Job
Repeat all of the records verbatim.
** Begin Material **
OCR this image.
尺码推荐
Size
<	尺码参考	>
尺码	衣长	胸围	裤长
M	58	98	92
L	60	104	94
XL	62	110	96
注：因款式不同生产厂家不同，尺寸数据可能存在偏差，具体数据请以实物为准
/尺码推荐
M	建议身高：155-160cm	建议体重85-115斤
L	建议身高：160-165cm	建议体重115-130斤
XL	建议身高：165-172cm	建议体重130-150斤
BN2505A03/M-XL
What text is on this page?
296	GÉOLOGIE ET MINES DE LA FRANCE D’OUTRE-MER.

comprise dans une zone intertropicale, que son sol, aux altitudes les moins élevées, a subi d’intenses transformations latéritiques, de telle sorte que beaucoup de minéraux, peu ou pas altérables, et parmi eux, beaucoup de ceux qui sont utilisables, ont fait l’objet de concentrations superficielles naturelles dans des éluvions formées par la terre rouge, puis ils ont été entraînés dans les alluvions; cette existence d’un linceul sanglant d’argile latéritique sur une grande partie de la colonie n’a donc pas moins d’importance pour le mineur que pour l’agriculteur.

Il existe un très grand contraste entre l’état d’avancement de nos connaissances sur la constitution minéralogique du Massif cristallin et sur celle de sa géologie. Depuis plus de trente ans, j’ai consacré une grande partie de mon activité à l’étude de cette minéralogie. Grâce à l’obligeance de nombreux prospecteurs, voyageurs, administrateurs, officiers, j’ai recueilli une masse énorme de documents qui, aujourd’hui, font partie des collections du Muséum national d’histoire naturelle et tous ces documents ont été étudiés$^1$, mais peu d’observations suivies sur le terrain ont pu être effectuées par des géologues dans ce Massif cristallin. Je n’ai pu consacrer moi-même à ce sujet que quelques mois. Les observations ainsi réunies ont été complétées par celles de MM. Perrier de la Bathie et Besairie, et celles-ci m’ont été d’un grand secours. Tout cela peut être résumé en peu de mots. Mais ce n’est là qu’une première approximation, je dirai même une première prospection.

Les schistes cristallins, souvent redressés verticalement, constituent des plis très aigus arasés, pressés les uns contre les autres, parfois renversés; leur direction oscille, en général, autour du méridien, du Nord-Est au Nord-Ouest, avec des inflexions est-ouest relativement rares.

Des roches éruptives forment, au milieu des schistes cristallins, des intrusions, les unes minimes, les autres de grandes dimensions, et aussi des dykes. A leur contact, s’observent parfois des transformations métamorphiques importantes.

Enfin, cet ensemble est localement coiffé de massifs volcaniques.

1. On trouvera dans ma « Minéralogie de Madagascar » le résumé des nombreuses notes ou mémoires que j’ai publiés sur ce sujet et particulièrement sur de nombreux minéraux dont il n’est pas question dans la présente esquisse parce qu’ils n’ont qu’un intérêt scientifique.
** End Material **
Exercise answer
OCR this image.
尺码推荐
Size
<	尺码参考	>
尺码	衣长	胸围	裤长
M	58	98	92
L	60	104	94
XL	62	110	96
注：因款式不同生产厂家不同，尺寸数据可能存在偏差，具体数据请以实物为准
/尺码推荐
M	建议身高：155-160cm	建议体重85-115斤
L	建议身高：160-165cm	建议体重115-130斤
XL	建议身高：165-172cm	建议体重130-150斤
BN2505A03/M-XL
What text is on this page?
296	GÉOLOGIE ET MINES DE LA FRANCE D’OUTRE-MER.

comprise dans une zone intertropicale, que son sol, aux altitudes les moins élevées, a subi d’intenses transformations latéritiques, de telle sorte que beaucoup de minéraux, peu ou pas altérables, et parmi eux, beaucoup de ceux qui sont utilisables, ont fait l’objet de concentrations superficielles naturelles dans des éluvions formées par la terre rouge, puis ils ont été entraînés dans les alluvions; cette existence d’un linceul sanglant d’argile latéritique sur une grande partie de la colonie n’a donc pas moins d’importance pour le mineur que pour l’agriculteur.

Il existe un très grand contraste entre l’état d’avancement de nos connaissances sur la constitution minéralogique du Massif cristallin et sur celle de sa géologie. Depuis plus de trente ans, j’ai consacré une grande partie de mon activité à l’étude de cette minéralogie. Grâce à l’obligeance de nombreux prospecteurs, voyageurs, administrateurs, officiers, j’ai recueilli une masse énorme de documents qui, aujourd’hui, font partie des collections du Muséum national d’histoire naturelle et tous ces documents ont été étudiés$^1$, mais peu d’observations suivies sur le terrain ont pu être effectuées par des géologues dans ce Massif cristallin. Je n’ai pu consacrer moi-même à ce sujet que quelques mois. Les observations ainsi réunies ont été complétées par celles de MM. Perrier de la Bathie et Besairie, et celles-ci m’ont été d’un grand secours. Tout cela peut être résumé en peu de mots. Mais ce n’est là qu’une première approximation, je dirai même une première prospection.

Les schistes cristallins, souvent redressés verticalement, constituent des plis très aigus arasés, pressés les uns contre les autres, parfois renversés; leur direction oscille, en général, autour du méridien, du Nord-Est au Nord-Ouest, avec des inflexions est-ouest relativement rares.

Des roches éruptives forment, au milieu des schistes cristallins, des intrusions, les unes minimes, les autres de grandes dimensions, et aussi des dykes. A leur contact, s’observent parfois des transformations métamorphiques importantes.

Enfin, cet ensemble est localement coiffé de massifs volcaniques.

1. On trouvera dans ma « Minéralogie de Madagascar » le résumé des nombreuses notes ou mémoires que j’ai publiés sur ce sujet et particulièrement sur de nombreux minéraux dont il n’est pas question dans la présente esquisse parce qu’ils n’ont qu’un intérêt scientifique.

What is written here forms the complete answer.